**Extracted data entries:**
.....

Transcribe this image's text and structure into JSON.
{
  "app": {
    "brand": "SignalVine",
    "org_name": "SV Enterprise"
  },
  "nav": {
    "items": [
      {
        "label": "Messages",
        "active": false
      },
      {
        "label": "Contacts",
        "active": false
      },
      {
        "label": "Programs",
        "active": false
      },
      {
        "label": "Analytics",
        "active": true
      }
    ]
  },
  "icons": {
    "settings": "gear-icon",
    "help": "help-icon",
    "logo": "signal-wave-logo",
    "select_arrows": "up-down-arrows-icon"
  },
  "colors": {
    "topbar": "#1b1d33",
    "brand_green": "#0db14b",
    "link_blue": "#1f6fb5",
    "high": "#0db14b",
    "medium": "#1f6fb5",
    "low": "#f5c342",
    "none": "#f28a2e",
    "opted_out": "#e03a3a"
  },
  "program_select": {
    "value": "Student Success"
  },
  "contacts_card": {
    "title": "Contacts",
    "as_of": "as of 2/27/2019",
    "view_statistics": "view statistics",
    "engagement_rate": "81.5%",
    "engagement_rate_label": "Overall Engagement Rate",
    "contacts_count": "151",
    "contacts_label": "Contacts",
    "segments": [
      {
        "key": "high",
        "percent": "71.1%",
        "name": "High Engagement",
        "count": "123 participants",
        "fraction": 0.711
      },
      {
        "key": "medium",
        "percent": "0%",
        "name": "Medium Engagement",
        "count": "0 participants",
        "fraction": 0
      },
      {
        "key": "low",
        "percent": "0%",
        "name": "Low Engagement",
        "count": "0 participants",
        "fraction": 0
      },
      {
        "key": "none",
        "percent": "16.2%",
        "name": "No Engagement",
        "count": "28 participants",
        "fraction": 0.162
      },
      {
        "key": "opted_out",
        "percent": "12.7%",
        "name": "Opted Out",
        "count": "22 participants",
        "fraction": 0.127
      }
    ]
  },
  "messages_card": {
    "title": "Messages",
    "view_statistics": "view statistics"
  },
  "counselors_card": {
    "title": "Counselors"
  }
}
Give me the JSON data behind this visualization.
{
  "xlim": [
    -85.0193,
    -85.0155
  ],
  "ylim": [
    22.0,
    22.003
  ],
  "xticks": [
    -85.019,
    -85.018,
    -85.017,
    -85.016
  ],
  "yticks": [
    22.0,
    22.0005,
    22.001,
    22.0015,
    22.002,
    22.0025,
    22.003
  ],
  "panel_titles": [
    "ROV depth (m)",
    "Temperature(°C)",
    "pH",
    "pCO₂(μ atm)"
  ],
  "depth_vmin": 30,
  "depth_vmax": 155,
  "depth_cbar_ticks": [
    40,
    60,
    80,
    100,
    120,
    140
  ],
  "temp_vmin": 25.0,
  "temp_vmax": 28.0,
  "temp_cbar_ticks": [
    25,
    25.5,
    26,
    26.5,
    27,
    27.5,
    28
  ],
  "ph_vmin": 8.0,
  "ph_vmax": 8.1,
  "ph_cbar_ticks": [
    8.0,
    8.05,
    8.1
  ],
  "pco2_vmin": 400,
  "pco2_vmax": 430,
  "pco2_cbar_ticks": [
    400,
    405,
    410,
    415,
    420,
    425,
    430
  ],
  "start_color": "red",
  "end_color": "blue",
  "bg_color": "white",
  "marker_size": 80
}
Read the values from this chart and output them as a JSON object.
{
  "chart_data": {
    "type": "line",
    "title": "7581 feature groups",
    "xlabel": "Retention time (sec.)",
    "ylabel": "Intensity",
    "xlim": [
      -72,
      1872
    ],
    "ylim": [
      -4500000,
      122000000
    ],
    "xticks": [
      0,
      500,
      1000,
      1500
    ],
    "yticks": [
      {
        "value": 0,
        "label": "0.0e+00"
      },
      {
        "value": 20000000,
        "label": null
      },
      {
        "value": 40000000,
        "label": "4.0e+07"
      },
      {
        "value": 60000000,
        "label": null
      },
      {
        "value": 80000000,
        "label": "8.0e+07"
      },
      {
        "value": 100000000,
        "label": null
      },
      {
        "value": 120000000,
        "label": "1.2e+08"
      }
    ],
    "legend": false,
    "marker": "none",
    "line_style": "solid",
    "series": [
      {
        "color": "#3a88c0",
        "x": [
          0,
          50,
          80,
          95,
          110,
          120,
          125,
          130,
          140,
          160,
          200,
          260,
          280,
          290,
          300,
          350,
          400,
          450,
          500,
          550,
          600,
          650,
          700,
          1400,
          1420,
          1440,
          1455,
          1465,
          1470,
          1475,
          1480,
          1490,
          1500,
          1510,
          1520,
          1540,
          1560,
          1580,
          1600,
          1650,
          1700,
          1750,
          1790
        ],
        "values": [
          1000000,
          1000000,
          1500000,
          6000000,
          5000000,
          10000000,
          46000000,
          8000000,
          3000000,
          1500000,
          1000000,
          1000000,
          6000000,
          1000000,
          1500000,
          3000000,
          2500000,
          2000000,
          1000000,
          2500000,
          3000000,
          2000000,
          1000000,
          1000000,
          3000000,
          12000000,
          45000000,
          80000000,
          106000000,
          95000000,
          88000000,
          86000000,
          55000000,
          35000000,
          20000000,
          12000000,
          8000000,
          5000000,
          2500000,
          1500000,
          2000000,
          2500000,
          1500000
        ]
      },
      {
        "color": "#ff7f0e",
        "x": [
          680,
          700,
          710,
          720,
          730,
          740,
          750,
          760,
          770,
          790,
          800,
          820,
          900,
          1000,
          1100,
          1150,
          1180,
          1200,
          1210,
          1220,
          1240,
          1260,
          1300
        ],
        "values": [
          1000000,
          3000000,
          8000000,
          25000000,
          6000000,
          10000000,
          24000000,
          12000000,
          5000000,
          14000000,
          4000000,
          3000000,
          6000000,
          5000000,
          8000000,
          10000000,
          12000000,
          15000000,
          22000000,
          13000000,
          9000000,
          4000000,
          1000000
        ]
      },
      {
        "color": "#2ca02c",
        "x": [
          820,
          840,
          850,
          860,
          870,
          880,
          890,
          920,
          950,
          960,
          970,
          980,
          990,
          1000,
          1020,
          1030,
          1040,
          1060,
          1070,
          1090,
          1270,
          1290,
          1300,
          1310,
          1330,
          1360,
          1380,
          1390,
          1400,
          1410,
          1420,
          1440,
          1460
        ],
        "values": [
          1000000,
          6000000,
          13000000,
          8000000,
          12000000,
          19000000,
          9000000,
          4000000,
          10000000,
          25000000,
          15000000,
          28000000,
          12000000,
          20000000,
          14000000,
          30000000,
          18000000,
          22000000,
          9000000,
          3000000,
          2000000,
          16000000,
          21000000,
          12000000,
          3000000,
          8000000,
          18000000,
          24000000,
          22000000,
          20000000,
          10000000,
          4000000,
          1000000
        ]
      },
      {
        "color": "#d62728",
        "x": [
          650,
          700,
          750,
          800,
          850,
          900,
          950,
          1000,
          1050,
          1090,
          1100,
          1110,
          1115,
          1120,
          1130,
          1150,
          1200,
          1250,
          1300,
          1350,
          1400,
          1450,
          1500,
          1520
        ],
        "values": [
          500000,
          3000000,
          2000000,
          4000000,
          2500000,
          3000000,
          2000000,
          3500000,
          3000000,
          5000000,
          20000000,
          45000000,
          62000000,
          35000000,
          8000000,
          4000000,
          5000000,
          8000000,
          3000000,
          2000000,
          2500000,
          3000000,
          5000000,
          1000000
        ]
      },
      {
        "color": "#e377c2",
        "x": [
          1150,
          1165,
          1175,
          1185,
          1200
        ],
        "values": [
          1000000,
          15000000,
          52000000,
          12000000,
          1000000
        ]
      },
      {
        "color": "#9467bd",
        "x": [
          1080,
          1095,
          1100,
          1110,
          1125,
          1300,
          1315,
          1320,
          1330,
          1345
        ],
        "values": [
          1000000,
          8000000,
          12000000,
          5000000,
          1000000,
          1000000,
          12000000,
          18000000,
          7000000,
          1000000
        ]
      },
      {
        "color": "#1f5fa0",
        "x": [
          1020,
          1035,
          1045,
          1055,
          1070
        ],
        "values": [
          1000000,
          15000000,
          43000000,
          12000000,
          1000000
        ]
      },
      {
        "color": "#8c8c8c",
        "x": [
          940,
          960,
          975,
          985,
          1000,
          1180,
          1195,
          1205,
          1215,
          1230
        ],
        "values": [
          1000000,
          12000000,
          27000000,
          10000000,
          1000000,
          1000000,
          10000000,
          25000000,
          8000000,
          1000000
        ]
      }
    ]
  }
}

.....

**WHAT YOU ARE ASKED TO DO:** Examine the listing and say how many of its lines contain the string "JSON". Give the number alone.

**REPLY:** 3